Count lines with "until" in them. Report only the total.

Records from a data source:
— START —
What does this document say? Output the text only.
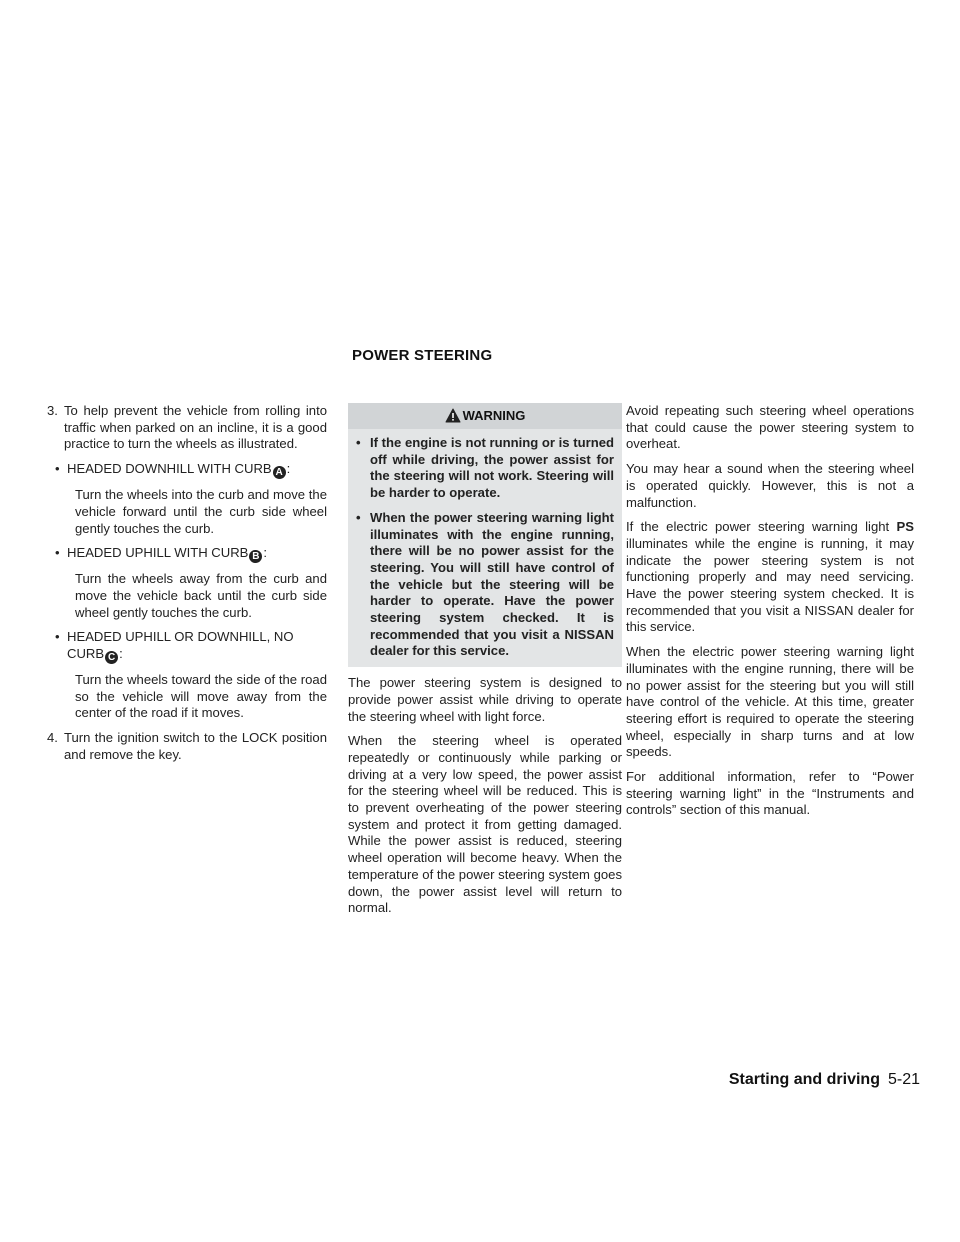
POWER STEERING
3. To help prevent the vehicle from rolling into traffic when parked on an incline, it is a good practice to turn the wheels as illustrated.
• HEADED DOWNHILL WITH CURB A :
Turn the wheels into the curb and move the vehicle forward until the curb side wheel gently touches the curb.
• HEADED UPHILL WITH CURB B :
Turn the wheels away from the curb and move the vehicle back until the curb side wheel gently touches the curb.
• HEADED UPHILL OR DOWNHILL, NO CURB C :
Turn the wheels toward the side of the road so the vehicle will move away from the center of the road if it moves.
4. Turn the ignition switch to the LOCK position and remove the key.
WARNING
• If the engine is not running or is turned off while driving, the power assist for the steering will not work. Steering will be harder to operate.
• When the power steering warning light illuminates with the engine running, there will be no power assist for the steering. You will still have control of the vehicle but the steering will be harder to operate. Have the power steering system checked. It is recommended that you visit a NISSAN dealer for this service.

The power steering system is designed to provide power assist while driving to operate the steering wheel with light force.

When the steering wheel is operated repeatedly or continuously while parking or driving at a very low speed, the power assist for the steering wheel will be reduced. This is to prevent overheating of the power steering system and protect it from getting damaged. While the power assist is reduced, steering wheel operation will become heavy. When the temperature of the power steering system goes down, the power assist level will return to normal.

Avoid repeating such steering wheel operations that could cause the power steering system to overheat.

You may hear a sound when the steering wheel is operated quickly. However, this is not a malfunction.

If the electric power steering warning light PS illuminates while the engine is running, it may indicate the power steering system is not functioning properly and may need servicing. Have the power steering system checked. It is recommended that you visit a NISSAN dealer for this service.

When the electric power steering warning light illuminates with the engine running, there will be no power assist for the steering but you will still have control of the vehicle. At this time, greater steering effort is required to operate the steering wheel, especially in sharp turns and at low speeds.

For additional information, refer to “Power steering warning light” in the “Instruments and controls” section of this manual.

Starting and driving 5-21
— END —
» **Solution to this problem**:
2